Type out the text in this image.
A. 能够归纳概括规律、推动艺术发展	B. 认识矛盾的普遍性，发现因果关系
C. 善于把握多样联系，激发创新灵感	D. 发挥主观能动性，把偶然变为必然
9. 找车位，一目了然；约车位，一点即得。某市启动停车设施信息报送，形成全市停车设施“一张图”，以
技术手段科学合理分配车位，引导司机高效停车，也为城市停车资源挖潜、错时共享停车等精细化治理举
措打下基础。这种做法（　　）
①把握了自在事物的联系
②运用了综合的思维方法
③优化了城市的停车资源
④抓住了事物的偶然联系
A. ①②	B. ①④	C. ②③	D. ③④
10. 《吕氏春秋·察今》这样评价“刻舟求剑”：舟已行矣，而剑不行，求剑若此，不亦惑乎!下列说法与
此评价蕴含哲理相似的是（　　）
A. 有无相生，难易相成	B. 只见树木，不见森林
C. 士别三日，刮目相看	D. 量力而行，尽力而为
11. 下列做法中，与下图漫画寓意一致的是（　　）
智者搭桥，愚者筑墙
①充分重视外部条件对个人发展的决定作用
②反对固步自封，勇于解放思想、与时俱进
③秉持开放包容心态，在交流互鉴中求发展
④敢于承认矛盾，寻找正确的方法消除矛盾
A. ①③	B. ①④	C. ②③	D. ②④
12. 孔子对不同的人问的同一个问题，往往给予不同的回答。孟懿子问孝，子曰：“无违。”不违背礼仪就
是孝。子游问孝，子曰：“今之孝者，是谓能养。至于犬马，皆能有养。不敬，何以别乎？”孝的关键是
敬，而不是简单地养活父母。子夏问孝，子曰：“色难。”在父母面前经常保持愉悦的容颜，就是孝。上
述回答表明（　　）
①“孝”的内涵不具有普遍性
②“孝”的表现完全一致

|---|

-- Exercise goal --
Extract all of the data shown above and repeat it verbatim.

-- Result --
Type out the text in this image.
A. 能够归纳概括规律、推动艺术发展	B. 认识矛盾的普遍性，发现因果关系
C. 善于把握多样联系，激发创新灵感	D. 发挥主观能动性，把偶然变为必然
9. 找车位，一目了然；约车位，一点即得。某市启动停车设施信息报送，形成全市停车设施“一张图”，以
技术手段科学合理分配车位，引导司机高效停车，也为城市停车资源挖潜、错时共享停车等精细化治理举
措打下基础。这种做法（　　）
①把握了自在事物的联系
②运用了综合的思维方法
③优化了城市的停车资源
④抓住了事物的偶然联系
A. ①②	B. ①④	C. ②③	D. ③④
10. 《吕氏春秋·察今》这样评价“刻舟求剑”：舟已行矣，而剑不行，求剑若此，不亦惑乎!下列说法与
此评价蕴含哲理相似的是（　　）
A. 有无相生，难易相成	B. 只见树木，不见森林
C. 士别三日，刮目相看	D. 量力而行，尽力而为
11. 下列做法中，与下图漫画寓意一致的是（　　）
智者搭桥，愚者筑墙
①充分重视外部条件对个人发展的决定作用
②反对固步自封，勇于解放思想、与时俱进
③秉持开放包容心态，在交流互鉴中求发展
④敢于承认矛盾，寻找正确的方法消除矛盾
A. ①③	B. ①④	C. ②③	D. ②④
12. 孔子对不同的人问的同一个问题，往往给予不同的回答。孟懿子问孝，子曰：“无违。”不违背礼仪就
是孝。子游问孝，子曰：“今之孝者，是谓能养。至于犬马，皆能有养。不敬，何以别乎？”孝的关键是
敬，而不是简单地养活父母。子夏问孝，子曰：“色难。”在父母面前经常保持愉悦的容颜，就是孝。上
述回答表明（　　）
①“孝”的内涵不具有普遍性
②“孝”的表现完全一致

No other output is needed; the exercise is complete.